Rows from a figure dataset:
>>>

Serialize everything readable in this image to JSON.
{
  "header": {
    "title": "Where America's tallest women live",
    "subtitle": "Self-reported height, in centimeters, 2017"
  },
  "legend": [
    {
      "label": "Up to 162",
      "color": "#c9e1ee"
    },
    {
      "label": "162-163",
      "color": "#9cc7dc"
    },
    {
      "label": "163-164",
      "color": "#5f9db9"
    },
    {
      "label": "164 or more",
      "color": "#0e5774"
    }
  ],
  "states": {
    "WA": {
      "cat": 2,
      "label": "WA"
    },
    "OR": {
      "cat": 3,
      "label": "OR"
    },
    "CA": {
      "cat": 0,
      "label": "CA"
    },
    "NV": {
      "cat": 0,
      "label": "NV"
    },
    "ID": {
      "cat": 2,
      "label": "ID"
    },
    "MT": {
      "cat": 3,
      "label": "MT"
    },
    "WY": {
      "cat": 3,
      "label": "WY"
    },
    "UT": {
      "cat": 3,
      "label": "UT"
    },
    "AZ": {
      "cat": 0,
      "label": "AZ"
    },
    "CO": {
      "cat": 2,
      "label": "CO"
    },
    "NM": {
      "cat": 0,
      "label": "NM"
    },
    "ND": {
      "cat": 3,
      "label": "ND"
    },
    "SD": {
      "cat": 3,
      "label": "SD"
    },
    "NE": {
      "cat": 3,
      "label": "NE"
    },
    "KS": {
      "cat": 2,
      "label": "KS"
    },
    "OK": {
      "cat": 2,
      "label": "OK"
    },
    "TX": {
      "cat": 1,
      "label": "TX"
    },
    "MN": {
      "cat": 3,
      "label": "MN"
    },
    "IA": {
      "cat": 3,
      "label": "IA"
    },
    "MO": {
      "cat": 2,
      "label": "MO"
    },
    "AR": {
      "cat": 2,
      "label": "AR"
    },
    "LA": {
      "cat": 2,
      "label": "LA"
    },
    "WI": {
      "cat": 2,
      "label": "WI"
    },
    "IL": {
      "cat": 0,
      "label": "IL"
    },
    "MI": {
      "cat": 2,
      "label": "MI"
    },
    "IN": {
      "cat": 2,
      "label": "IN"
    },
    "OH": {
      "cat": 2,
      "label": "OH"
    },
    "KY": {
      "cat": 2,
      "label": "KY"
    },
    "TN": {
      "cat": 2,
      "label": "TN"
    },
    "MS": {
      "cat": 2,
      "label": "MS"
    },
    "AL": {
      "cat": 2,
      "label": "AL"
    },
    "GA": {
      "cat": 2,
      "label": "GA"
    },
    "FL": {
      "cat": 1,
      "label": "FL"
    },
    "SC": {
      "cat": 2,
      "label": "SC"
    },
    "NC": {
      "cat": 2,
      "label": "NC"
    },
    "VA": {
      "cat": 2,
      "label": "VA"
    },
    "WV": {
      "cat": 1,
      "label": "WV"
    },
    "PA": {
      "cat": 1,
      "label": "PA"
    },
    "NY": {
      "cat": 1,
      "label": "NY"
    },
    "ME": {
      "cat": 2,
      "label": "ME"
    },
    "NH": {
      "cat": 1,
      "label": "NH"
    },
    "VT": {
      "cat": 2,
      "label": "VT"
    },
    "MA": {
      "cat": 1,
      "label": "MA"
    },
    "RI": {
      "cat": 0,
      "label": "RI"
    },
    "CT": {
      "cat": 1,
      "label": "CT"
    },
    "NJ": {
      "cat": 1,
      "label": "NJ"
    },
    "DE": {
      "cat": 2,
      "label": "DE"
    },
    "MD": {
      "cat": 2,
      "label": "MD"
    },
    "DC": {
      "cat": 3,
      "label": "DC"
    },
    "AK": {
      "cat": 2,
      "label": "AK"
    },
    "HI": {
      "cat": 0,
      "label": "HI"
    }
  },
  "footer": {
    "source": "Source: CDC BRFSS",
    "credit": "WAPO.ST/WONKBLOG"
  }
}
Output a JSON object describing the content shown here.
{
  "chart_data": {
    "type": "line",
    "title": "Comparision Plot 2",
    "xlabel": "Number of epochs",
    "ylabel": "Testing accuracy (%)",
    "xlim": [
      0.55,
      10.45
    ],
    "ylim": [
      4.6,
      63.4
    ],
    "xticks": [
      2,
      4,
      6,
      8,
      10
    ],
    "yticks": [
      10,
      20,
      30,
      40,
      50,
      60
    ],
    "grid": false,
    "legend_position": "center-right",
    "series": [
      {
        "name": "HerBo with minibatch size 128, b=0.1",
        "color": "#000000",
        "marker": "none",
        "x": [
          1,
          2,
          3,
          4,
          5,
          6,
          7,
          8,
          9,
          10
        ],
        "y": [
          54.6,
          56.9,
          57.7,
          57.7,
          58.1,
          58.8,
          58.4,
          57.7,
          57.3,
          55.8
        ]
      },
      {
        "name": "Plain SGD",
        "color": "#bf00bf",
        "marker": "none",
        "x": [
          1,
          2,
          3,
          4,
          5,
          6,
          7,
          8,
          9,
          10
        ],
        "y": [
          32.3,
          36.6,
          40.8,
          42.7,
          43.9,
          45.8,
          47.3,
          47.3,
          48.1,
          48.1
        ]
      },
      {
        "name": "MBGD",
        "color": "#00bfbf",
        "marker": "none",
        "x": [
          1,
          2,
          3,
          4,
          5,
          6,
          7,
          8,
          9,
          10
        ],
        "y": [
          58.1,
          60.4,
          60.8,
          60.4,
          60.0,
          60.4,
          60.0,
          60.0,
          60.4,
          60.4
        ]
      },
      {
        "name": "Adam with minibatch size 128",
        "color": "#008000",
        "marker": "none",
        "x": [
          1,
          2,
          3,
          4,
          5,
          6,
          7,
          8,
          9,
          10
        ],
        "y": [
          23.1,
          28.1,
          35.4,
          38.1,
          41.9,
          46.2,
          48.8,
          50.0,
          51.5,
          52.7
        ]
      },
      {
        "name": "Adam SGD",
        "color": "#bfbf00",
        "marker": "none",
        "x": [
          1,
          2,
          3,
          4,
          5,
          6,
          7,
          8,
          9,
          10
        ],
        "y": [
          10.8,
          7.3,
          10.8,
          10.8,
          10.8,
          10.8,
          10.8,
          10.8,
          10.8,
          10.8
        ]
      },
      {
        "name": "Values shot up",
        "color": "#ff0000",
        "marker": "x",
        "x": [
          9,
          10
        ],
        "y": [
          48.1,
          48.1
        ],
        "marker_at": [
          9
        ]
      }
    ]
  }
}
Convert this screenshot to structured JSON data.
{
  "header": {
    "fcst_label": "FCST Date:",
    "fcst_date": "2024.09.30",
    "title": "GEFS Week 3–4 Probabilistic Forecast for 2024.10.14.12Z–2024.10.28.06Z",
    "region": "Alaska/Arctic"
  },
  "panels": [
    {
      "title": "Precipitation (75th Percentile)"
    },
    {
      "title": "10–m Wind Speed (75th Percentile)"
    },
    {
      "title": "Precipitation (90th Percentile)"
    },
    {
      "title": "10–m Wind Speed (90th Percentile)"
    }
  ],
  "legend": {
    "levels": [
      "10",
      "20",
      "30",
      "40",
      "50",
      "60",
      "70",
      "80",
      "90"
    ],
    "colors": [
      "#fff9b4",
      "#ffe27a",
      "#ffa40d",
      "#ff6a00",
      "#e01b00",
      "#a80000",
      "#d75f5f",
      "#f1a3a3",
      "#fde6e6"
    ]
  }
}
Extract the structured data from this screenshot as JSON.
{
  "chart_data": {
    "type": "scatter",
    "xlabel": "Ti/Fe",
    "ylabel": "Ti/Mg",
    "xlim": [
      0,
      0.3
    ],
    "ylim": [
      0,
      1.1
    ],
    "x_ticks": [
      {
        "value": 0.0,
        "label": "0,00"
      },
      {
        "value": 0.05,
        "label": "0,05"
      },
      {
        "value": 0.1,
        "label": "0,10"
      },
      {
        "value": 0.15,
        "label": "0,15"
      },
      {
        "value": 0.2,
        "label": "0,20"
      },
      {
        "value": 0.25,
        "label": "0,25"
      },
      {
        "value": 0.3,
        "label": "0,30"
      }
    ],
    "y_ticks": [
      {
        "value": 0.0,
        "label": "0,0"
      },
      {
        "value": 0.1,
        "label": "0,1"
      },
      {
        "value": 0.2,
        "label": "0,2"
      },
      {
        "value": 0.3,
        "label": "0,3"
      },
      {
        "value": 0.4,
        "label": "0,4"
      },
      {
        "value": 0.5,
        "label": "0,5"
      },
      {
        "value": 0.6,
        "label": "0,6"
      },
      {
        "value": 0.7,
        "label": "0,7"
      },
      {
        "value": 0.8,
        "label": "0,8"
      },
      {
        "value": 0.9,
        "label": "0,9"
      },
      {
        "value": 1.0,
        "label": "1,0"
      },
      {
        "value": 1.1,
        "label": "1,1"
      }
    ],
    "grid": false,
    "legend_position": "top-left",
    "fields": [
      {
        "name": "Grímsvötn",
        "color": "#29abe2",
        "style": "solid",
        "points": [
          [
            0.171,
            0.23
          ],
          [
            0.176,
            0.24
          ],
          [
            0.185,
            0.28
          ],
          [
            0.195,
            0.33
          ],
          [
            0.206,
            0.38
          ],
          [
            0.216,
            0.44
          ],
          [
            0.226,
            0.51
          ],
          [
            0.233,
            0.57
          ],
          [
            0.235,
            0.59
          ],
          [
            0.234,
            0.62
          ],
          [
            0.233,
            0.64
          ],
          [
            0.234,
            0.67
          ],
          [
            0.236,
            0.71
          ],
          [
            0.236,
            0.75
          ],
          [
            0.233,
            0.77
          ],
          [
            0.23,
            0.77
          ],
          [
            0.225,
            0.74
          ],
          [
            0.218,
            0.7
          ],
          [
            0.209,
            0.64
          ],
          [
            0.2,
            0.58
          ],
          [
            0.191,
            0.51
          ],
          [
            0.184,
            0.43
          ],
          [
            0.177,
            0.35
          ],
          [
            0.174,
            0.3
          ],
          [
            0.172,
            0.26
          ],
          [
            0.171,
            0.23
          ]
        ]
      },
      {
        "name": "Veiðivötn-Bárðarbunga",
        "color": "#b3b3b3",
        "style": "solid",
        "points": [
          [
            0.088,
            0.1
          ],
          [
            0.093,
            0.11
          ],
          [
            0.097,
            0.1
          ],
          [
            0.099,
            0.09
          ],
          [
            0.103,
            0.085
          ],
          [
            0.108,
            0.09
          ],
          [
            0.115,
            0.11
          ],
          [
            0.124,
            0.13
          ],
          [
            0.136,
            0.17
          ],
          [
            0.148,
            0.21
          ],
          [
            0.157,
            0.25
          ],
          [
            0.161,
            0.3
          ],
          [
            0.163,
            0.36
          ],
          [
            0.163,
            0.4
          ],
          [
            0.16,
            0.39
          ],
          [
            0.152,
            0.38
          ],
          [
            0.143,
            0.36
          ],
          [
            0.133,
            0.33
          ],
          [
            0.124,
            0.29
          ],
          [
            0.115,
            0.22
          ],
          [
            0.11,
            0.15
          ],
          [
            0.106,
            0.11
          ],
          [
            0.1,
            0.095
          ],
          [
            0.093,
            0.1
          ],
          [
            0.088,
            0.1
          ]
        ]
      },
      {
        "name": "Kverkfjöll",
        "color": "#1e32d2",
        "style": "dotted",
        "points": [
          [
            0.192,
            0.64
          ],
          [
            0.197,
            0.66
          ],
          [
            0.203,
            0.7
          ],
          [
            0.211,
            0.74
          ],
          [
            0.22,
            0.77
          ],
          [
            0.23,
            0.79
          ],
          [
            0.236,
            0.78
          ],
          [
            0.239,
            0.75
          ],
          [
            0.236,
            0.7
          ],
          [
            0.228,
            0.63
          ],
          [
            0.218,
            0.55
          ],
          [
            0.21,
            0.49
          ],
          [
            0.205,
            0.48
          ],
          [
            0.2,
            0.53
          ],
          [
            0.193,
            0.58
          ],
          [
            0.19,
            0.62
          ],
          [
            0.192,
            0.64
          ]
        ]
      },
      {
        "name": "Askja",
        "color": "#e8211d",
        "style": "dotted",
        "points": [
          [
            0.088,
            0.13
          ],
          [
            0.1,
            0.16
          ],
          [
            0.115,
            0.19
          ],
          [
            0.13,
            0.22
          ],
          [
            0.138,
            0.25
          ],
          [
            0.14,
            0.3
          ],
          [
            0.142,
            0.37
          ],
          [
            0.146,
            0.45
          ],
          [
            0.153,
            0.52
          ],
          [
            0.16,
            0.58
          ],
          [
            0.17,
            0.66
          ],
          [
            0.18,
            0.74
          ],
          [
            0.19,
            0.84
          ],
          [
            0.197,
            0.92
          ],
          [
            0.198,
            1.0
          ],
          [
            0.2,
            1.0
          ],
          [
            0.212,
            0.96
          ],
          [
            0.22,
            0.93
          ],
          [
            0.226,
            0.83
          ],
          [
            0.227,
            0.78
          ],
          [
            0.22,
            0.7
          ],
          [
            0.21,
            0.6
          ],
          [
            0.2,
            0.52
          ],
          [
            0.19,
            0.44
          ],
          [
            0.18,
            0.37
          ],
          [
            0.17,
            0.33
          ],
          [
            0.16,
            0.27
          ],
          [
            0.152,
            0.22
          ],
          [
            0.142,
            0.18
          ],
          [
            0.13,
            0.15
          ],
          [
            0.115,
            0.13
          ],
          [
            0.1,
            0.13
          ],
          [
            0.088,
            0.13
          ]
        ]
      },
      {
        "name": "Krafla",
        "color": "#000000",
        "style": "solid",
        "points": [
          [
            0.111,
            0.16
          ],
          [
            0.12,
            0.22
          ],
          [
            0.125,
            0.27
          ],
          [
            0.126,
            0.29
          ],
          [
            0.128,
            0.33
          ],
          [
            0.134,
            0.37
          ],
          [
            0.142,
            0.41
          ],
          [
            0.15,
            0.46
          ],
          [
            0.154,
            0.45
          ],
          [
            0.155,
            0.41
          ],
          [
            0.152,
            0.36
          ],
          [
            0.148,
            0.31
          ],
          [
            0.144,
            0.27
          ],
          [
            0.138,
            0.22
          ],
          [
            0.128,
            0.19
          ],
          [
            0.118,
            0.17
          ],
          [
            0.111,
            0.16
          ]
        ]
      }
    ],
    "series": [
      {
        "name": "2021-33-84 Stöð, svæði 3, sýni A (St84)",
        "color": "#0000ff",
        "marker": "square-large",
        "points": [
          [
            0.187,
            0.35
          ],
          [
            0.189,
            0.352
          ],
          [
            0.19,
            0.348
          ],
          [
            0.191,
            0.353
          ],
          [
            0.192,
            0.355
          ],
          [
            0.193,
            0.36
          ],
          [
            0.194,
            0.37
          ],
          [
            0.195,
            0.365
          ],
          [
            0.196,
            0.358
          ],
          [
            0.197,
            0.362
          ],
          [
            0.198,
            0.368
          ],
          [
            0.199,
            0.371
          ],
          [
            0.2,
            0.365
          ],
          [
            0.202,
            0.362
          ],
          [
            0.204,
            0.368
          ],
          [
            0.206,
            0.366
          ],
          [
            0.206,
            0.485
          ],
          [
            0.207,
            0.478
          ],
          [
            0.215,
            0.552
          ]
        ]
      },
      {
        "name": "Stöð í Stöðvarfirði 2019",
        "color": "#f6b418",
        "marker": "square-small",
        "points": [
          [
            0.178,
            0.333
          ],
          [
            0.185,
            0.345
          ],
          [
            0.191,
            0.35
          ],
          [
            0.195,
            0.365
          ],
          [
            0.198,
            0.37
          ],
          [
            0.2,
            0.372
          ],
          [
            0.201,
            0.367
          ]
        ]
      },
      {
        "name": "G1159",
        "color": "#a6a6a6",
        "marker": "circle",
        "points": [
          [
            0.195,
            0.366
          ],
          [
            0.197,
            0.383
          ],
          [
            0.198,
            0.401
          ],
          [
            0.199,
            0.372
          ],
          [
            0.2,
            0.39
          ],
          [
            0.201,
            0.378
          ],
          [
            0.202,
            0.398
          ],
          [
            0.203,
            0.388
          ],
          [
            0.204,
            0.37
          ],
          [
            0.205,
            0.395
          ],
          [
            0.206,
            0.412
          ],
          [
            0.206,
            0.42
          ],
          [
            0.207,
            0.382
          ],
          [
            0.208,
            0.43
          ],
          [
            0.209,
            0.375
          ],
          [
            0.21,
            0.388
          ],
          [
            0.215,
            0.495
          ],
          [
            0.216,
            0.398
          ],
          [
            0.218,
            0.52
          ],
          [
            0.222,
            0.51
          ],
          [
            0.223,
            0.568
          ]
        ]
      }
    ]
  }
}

<<<

WHAT THE EXERCISE ASKS: Look through the material above. Copy each line where the word "JSON" appears.

ANSWER TO THIS TASK:
Serialize everything readable in this image to JSON.
Output a JSON object describing the content shown here.
Convert this screenshot to structured JSON data.
Extract the structured data from this screenshot as JSON.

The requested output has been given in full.